Lines of data
━━━━
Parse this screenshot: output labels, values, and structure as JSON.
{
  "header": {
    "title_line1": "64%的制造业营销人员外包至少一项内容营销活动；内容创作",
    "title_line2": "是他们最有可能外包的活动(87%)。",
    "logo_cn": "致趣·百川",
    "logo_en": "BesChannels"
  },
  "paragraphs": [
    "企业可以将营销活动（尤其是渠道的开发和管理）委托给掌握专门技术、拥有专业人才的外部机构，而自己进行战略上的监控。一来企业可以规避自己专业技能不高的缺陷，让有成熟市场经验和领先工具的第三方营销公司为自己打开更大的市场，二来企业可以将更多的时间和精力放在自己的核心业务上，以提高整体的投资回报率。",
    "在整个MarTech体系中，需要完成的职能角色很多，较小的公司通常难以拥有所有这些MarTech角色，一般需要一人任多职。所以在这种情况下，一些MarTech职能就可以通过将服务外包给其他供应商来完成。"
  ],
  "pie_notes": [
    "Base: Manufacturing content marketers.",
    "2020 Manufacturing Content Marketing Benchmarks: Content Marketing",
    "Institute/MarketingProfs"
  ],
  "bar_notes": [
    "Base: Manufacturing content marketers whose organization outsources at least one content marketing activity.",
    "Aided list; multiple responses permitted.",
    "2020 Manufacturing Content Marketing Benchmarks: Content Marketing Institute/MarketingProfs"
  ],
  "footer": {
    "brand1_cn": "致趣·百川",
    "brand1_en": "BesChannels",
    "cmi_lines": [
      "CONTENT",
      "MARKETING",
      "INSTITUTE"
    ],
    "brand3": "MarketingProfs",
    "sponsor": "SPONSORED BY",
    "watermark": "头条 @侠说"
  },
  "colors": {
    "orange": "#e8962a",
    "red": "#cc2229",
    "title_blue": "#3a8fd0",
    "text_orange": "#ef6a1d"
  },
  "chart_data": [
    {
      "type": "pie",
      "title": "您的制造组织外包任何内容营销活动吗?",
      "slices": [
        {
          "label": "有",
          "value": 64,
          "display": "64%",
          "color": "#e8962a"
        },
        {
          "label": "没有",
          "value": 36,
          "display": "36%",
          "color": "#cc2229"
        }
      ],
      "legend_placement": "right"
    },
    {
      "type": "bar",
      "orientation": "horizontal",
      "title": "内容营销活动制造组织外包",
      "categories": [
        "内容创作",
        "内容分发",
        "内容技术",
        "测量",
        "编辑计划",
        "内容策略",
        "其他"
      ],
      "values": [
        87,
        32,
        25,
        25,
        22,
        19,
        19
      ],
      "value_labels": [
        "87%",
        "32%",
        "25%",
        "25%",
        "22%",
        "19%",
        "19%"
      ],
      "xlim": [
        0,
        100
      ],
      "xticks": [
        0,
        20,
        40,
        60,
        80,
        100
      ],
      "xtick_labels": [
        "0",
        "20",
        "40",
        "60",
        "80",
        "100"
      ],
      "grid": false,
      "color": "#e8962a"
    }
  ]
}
━━━━
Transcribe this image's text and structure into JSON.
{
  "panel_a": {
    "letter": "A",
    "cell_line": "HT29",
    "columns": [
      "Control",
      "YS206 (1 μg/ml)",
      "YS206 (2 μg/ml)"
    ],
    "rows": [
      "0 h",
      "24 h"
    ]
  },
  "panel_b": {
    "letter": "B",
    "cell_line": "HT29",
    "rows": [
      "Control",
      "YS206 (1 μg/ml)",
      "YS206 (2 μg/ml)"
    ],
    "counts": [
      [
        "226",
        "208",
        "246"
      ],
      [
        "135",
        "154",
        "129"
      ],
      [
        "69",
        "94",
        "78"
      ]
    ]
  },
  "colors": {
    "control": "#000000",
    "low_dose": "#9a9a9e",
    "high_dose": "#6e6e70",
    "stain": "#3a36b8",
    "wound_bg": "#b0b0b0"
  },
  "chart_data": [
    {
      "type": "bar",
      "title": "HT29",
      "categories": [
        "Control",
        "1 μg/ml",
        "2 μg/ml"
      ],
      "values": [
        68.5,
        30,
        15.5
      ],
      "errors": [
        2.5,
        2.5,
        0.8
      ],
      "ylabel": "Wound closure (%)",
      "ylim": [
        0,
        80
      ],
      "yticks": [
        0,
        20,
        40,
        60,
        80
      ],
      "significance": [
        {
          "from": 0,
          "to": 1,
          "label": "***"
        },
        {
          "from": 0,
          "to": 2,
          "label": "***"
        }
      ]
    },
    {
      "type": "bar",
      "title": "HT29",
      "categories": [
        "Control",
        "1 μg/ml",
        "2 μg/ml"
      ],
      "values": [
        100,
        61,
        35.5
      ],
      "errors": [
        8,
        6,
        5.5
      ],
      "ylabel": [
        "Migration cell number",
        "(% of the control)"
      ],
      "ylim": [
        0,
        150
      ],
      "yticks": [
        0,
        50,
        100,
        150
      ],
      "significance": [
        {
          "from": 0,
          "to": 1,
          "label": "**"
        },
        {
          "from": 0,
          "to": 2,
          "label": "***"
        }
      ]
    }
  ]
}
━━━━
▶ **Directions for this task**: What is the number of lines that hold the string "内容创作"? Give it alone.

▶ **The output**: 2